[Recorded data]

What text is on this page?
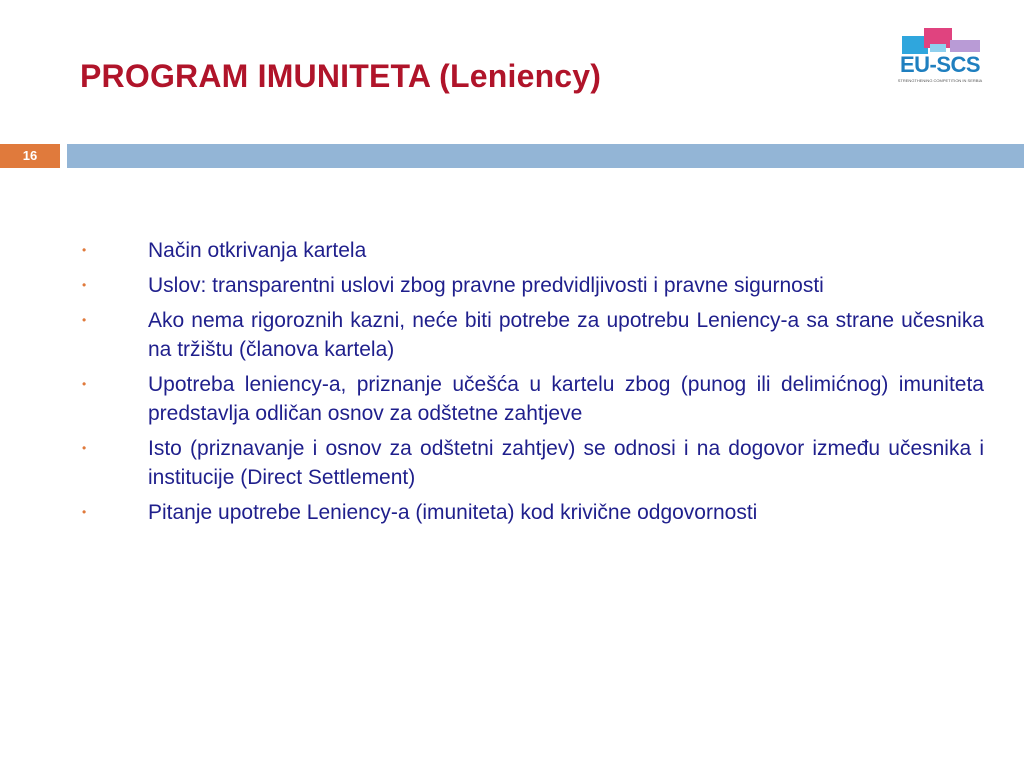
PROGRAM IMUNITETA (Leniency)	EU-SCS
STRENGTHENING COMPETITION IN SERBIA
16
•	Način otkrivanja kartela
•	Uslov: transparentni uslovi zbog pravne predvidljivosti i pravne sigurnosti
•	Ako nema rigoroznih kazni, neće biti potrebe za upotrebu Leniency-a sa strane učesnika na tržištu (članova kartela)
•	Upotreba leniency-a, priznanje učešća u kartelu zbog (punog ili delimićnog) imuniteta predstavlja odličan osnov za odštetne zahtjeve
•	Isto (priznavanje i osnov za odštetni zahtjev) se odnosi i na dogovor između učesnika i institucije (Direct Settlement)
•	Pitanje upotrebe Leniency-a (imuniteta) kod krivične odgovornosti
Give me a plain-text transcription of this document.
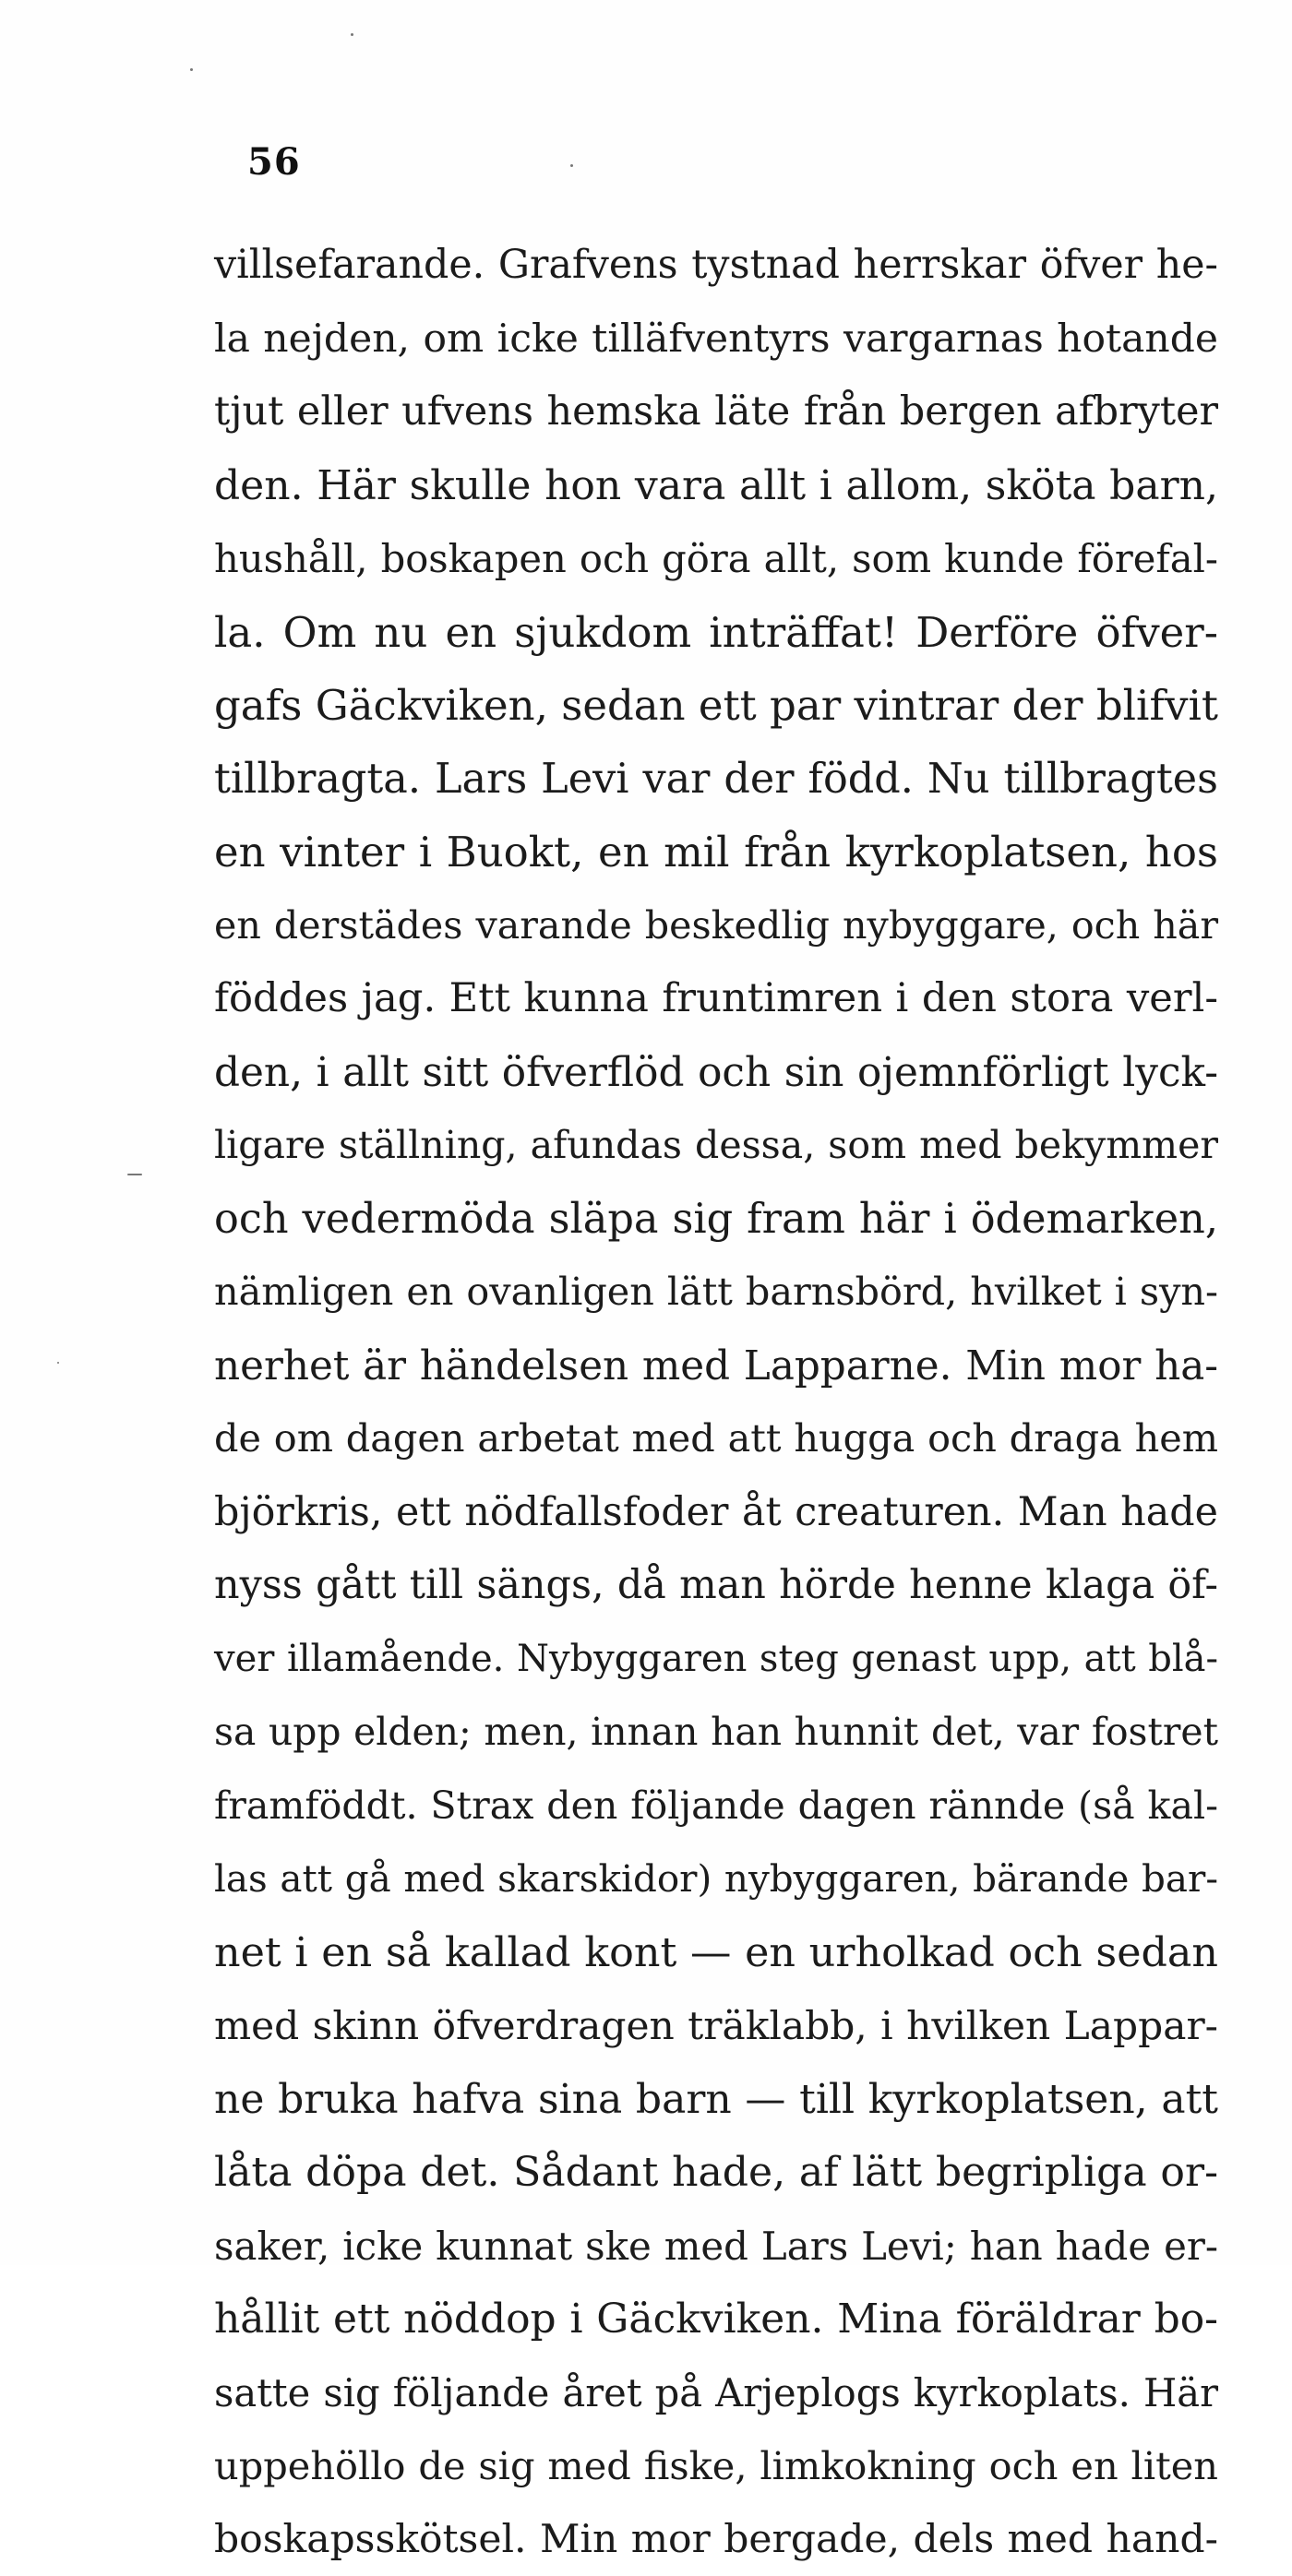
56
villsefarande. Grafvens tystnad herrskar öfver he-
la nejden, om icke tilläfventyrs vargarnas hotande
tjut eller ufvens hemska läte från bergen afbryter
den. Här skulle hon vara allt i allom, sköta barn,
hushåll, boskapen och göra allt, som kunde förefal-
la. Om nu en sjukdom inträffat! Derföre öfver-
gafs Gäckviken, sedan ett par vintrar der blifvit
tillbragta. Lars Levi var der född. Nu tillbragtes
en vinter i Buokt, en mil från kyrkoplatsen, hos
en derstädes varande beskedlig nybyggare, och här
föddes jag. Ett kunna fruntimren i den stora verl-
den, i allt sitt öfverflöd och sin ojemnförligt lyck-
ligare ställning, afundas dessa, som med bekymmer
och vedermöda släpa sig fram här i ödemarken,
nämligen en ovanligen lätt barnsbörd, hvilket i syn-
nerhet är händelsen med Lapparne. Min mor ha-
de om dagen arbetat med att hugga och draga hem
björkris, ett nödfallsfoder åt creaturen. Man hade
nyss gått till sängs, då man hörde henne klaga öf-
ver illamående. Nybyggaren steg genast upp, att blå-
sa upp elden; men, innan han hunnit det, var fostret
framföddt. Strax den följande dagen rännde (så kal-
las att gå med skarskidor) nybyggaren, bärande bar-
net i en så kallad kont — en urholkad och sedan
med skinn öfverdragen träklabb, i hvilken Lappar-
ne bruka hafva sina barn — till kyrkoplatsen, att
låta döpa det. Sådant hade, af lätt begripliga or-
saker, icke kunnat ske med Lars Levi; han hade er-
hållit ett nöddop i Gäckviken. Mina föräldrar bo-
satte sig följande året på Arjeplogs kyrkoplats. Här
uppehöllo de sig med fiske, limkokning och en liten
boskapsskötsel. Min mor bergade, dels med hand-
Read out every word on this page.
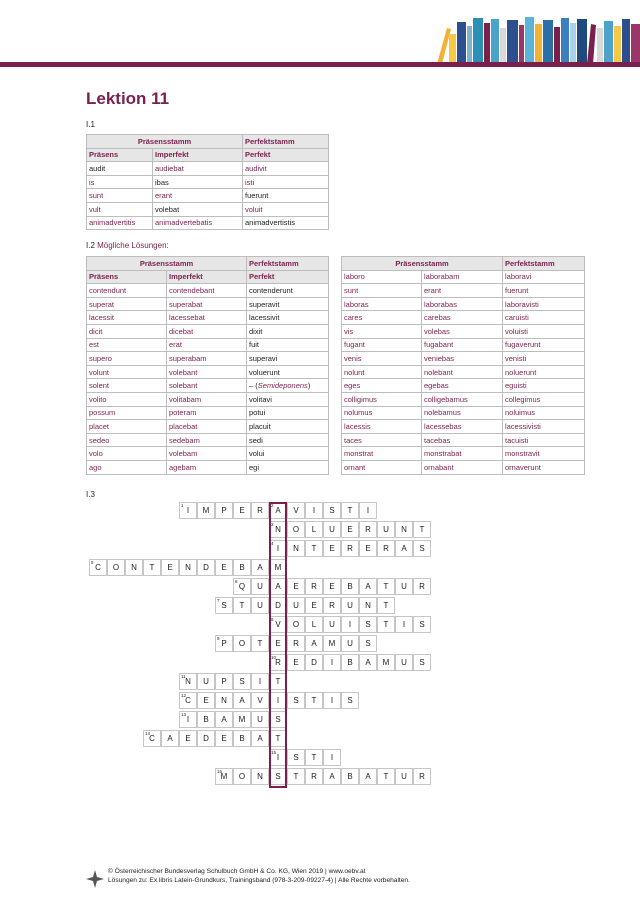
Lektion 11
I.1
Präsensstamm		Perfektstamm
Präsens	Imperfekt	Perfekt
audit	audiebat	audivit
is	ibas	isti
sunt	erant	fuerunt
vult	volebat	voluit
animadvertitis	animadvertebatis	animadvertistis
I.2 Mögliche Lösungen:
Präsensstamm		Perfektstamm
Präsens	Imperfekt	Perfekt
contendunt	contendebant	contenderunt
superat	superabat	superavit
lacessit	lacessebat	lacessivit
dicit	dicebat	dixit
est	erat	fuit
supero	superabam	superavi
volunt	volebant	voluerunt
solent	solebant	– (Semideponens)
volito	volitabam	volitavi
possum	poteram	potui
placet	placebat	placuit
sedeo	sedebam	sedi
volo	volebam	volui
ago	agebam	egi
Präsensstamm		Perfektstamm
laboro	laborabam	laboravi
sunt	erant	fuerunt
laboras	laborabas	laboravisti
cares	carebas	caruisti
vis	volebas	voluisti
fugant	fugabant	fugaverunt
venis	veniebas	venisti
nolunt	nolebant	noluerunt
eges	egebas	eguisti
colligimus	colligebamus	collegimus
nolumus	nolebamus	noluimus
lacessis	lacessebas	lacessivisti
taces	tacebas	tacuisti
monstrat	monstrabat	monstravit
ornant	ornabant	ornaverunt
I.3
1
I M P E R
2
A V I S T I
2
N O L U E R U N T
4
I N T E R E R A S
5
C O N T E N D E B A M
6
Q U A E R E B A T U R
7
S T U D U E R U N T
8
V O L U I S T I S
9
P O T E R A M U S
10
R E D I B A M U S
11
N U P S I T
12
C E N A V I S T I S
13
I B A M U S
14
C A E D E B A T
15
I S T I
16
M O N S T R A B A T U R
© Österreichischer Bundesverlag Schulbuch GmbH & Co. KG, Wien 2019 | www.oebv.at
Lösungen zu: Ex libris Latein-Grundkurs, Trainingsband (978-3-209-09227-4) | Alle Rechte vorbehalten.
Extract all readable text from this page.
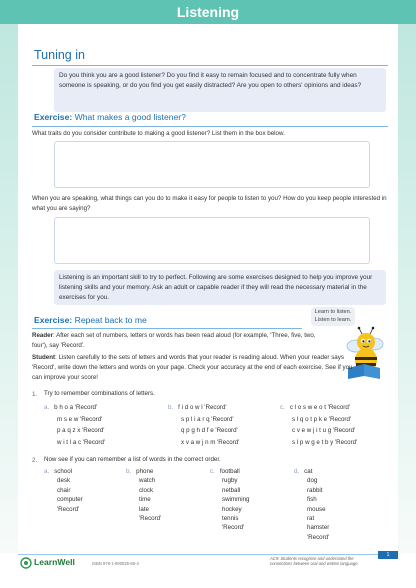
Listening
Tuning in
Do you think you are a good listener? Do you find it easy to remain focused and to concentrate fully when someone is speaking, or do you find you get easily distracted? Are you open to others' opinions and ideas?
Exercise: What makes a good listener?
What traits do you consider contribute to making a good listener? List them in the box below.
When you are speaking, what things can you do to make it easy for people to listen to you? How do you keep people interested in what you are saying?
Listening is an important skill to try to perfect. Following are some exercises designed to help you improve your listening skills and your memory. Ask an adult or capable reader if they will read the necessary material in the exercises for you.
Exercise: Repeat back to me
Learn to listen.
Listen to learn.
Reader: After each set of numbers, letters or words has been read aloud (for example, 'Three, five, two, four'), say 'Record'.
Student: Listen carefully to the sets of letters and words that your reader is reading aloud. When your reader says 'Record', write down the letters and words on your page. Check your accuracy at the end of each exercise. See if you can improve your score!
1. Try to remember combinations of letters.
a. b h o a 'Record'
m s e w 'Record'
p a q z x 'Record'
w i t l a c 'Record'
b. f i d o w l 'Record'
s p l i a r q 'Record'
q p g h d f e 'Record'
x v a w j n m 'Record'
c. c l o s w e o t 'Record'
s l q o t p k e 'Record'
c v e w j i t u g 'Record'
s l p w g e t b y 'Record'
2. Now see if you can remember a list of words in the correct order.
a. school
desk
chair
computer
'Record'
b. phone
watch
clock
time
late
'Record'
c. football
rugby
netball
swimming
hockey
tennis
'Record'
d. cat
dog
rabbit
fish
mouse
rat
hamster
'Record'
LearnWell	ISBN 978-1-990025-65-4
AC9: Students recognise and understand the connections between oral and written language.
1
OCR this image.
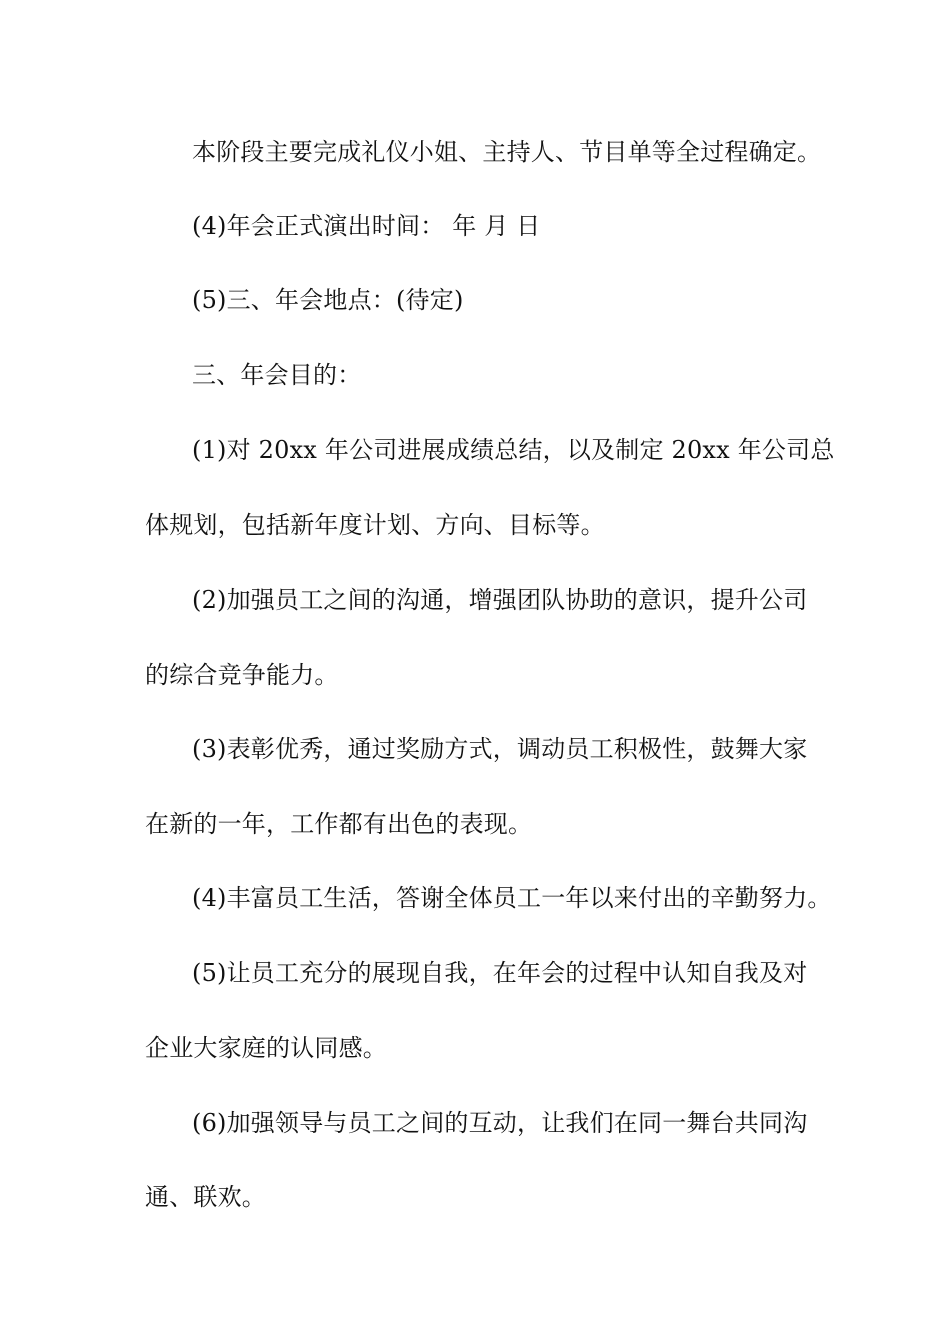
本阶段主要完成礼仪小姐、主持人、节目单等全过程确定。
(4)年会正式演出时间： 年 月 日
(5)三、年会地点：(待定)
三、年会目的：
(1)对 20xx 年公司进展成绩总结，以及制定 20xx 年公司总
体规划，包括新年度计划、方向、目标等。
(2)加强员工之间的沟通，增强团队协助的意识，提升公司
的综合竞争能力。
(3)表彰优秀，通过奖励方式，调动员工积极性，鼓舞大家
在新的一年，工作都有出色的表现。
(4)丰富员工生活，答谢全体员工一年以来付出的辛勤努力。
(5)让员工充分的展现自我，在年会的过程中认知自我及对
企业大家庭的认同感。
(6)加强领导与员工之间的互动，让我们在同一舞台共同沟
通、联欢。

_Given task_. Report how many lines in the records hold the word "allt", giving the number and nothing else.

_Expected answer_. 3